**WHAT YOU NEED TO DO:**
Copy out all lines that hold "nscript".

========

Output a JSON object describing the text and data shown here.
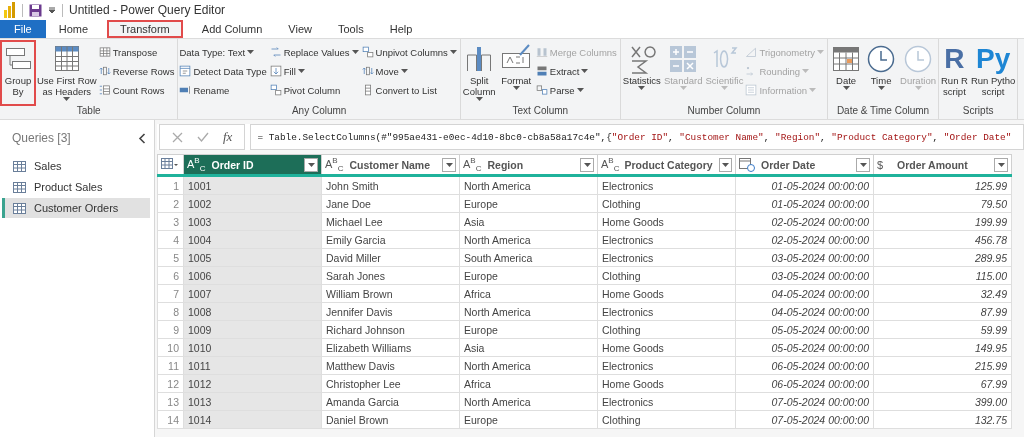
{
  "window": {
    "title": "Untitled - Power Query Editor"
  },
  "tabs": [
    {
      "label": "File",
      "kind": "file",
      "selected": false,
      "highlighted": false
    },
    {
      "label": "Home",
      "kind": "tab",
      "selected": false,
      "highlighted": false
    },
    {
      "label": "Transform",
      "kind": "tab",
      "selected": true,
      "highlighted": true
    },
    {
      "label": "Add Column",
      "kind": "tab",
      "selected": false,
      "highlighted": false
    },
    {
      "label": "View",
      "kind": "tab",
      "selected": false,
      "highlighted": false
    },
    {
      "label": "Tools",
      "kind": "tab",
      "selected": false,
      "highlighted": false
    },
    {
      "label": "Help",
      "kind": "tab",
      "selected": false,
      "highlighted": false
    }
  ],
  "ribbon": [
    {
      "label": "Table",
      "items": [
        {
          "kind": "large",
          "label": "Group\nBy",
          "dropdown": false,
          "disabled": false,
          "highlighted": true
        },
        {
          "kind": "large",
          "label": "Use First Row\nas Headers",
          "dropdown": true,
          "disabled": false,
          "highlighted": false
        },
        {
          "kind": "stack",
          "items": [
            {
              "label": "Transpose",
              "dropdown": false,
              "disabled": false
            },
            {
              "label": "Reverse Rows",
              "dropdown": false,
              "disabled": false
            },
            {
              "label": "Count Rows",
              "dropdown": false,
              "disabled": false
            }
          ]
        }
      ]
    },
    {
      "label": "Any Column",
      "items": [
        {
          "kind": "stack",
          "items": [
            {
              "label": "Data Type: Text",
              "dropdown": true,
              "disabled": false
            },
            {
              "label": "Detect Data Type",
              "dropdown": false,
              "disabled": false
            },
            {
              "label": "Rename",
              "dropdown": false,
              "disabled": false
            }
          ]
        },
        {
          "kind": "stack",
          "items": [
            {
              "label": "Replace Values",
              "dropdown": true,
              "disabled": false
            },
            {
              "label": "Fill",
              "dropdown": true,
              "disabled": false
            },
            {
              "label": "Pivot Column",
              "dropdown": false,
              "disabled": false
            }
          ]
        },
        {
          "kind": "stack",
          "items": [
            {
              "label": "Unpivot Columns",
              "dropdown": true,
              "disabled": false
            },
            {
              "label": "Move",
              "dropdown": true,
              "disabled": false
            },
            {
              "label": "Convert to List",
              "dropdown": false,
              "disabled": false
            }
          ]
        }
      ]
    },
    {
      "label": "Text Column",
      "items": [
        {
          "kind": "large",
          "label": "Split\nColumn",
          "dropdown": true,
          "disabled": false,
          "highlighted": false
        },
        {
          "kind": "large",
          "label": "Format",
          "dropdown": true,
          "disabled": false,
          "highlighted": false
        },
        {
          "kind": "stack",
          "items": [
            {
              "label": "Merge Columns",
              "dropdown": false,
              "disabled": true
            },
            {
              "label": "Extract",
              "dropdown": true,
              "disabled": false
            },
            {
              "label": "Parse",
              "dropdown": true,
              "disabled": false
            }
          ]
        }
      ]
    },
    {
      "label": "Number Column",
      "items": [
        {
          "kind": "large",
          "label": "Statistics",
          "dropdown": true,
          "disabled": false,
          "highlighted": false
        },
        {
          "kind": "large",
          "label": "Standard",
          "dropdown": true,
          "disabled": true,
          "highlighted": false
        },
        {
          "kind": "large",
          "label": "Scientific",
          "dropdown": true,
          "disabled": true,
          "highlighted": false
        },
        {
          "kind": "stack",
          "items": [
            {
              "label": "Trigonometry",
              "dropdown": true,
              "disabled": true
            },
            {
              "label": "Rounding",
              "dropdown": true,
              "disabled": true
            },
            {
              "label": "Information",
              "dropdown": true,
              "disabled": true
            }
          ]
        }
      ]
    },
    {
      "label": "Date & Time Column",
      "items": [
        {
          "kind": "large",
          "label": "Date",
          "dropdown": true,
          "disabled": false,
          "highlighted": false
        },
        {
          "kind": "large",
          "label": "Time",
          "dropdown": true,
          "disabled": false,
          "highlighted": false
        },
        {
          "kind": "large",
          "label": "Duration",
          "dropdown": true,
          "disabled": true,
          "highlighted": false
        }
      ]
    },
    {
      "label": "Scripts",
      "items": [
        {
          "kind": "large",
          "label": "Run R\nscript",
          "icon_text": "R",
          "dropdown": false,
          "disabled": false,
          "highlighted": false
        },
        {
          "kind": "large",
          "label": "Run Pytho\nscript",
          "icon_text": "Py",
          "dropdown": false,
          "disabled": false,
          "highlighted": false
        }
      ]
    }
  ],
  "queries": {
    "title": "Queries [3]",
    "items": [
      {
        "label": "Sales",
        "selected": false
      },
      {
        "label": "Product Sales",
        "selected": false
      },
      {
        "label": "Customer Orders",
        "selected": true
      }
    ]
  },
  "formula": [
    {
      "kind": "plain",
      "text": "= Table.SelectColumns(#\"995ae431-e0ec-4d10-8bc0-cb8a58a17c4e\",{"
    },
    {
      "kind": "string",
      "text": "\"Order ID\""
    },
    {
      "kind": "plain",
      "text": ", "
    },
    {
      "kind": "string",
      "text": "\"Customer Name\""
    },
    {
      "kind": "plain",
      "text": ", "
    },
    {
      "kind": "string",
      "text": "\"Region\""
    },
    {
      "kind": "plain",
      "text": ", "
    },
    {
      "kind": "string",
      "text": "\"Product Category\""
    },
    {
      "kind": "plain",
      "text": ", "
    },
    {
      "kind": "string",
      "text": "\"Order Date\""
    }
  ],
  "fx": "fx",
  "table": {
    "columns": [
      {
        "name": "Order ID",
        "kind": "text",
        "glyph": "A$^{B}$$_{C}$",
        "selected": true
      },
      {
        "name": "Customer Name",
        "kind": "text",
        "glyph": "A$^{B}$$_{C}$",
        "selected": false
      },
      {
        "name": "Region",
        "kind": "text",
        "glyph": "A$^{B}$$_{C}$",
        "selected": false
      },
      {
        "name": "Product Category",
        "kind": "text",
        "glyph": "A$^{B}$$_{C}$",
        "selected": false
      },
      {
        "name": "Order Date",
        "kind": "date",
        "selected": false
      },
      {
        "name": "Order Amount",
        "kind": "currency",
        "glyph": "$",
        "selected": false
      }
    ],
    "rows": [
      {
        "number": "1",
        "cells": [
          "1001",
          "John Smith",
          "North America",
          "Electronics",
          "01-05-2024 00:00:00",
          "125.99"
        ]
      },
      {
        "number": "2",
        "cells": [
          "1002",
          "Jane Doe",
          "Europe",
          "Clothing",
          "01-05-2024 00:00:00",
          "79.50"
        ]
      },
      {
        "number": "3",
        "cells": [
          "1003",
          "Michael Lee",
          "Asia",
          "Home Goods",
          "02-05-2024 00:00:00",
          "199.99"
        ]
      },
      {
        "number": "4",
        "cells": [
          "1004",
          "Emily Garcia",
          "North America",
          "Electronics",
          "02-05-2024 00:00:00",
          "456.78"
        ]
      },
      {
        "number": "5",
        "cells": [
          "1005",
          "David Miller",
          "South America",
          "Electronics",
          "03-05-2024 00:00:00",
          "289.95"
        ]
      },
      {
        "number": "6",
        "cells": [
          "1006",
          "Sarah Jones",
          "Europe",
          "Clothing",
          "03-05-2024 00:00:00",
          "115.00"
        ]
      },
      {
        "number": "7",
        "cells": [
          "1007",
          "William Brown",
          "Africa",
          "Home Goods",
          "04-05-2024 00:00:00",
          "32.49"
        ]
      },
      {
        "number": "8",
        "cells": [
          "1008",
          "Jennifer Davis",
          "North America",
          "Electronics",
          "04-05-2024 00:00:00",
          "87.99"
        ]
      },
      {
        "number": "9",
        "cells": [
          "1009",
          "Richard Johnson",
          "Europe",
          "Clothing",
          "05-05-2024 00:00:00",
          "59.99"
        ]
      },
      {
        "number": "10",
        "cells": [
          "1010",
          "Elizabeth Williams",
          "Asia",
          "Home Goods",
          "05-05-2024 00:00:00",
          "149.95"
        ]
      },
      {
        "number": "11",
        "cells": [
          "1011",
          "Matthew Davis",
          "North America",
          "Electronics",
          "06-05-2024 00:00:00",
          "215.99"
        ]
      },
      {
        "number": "12",
        "cells": [
          "1012",
          "Christopher Lee",
          "Africa",
          "Home Goods",
          "06-05-2024 00:00:00",
          "67.99"
        ]
      },
      {
        "number": "13",
        "cells": [
          "1013",
          "Amanda Garcia",
          "North America",
          "Electronics",
          "07-05-2024 00:00:00",
          "399.00"
        ]
      },
      {
        "number": "14",
        "cells": [
          "1014",
          "Daniel Brown",
          "Europe",
          "Clothing",
          "07-05-2024 00:00:00",
          "132.75"
        ]
      }
    ]
  }
}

========

**WRITTEN ANSWER:**
          "label": "Run R\nscript",
          "label": "Run Pytho\nscript",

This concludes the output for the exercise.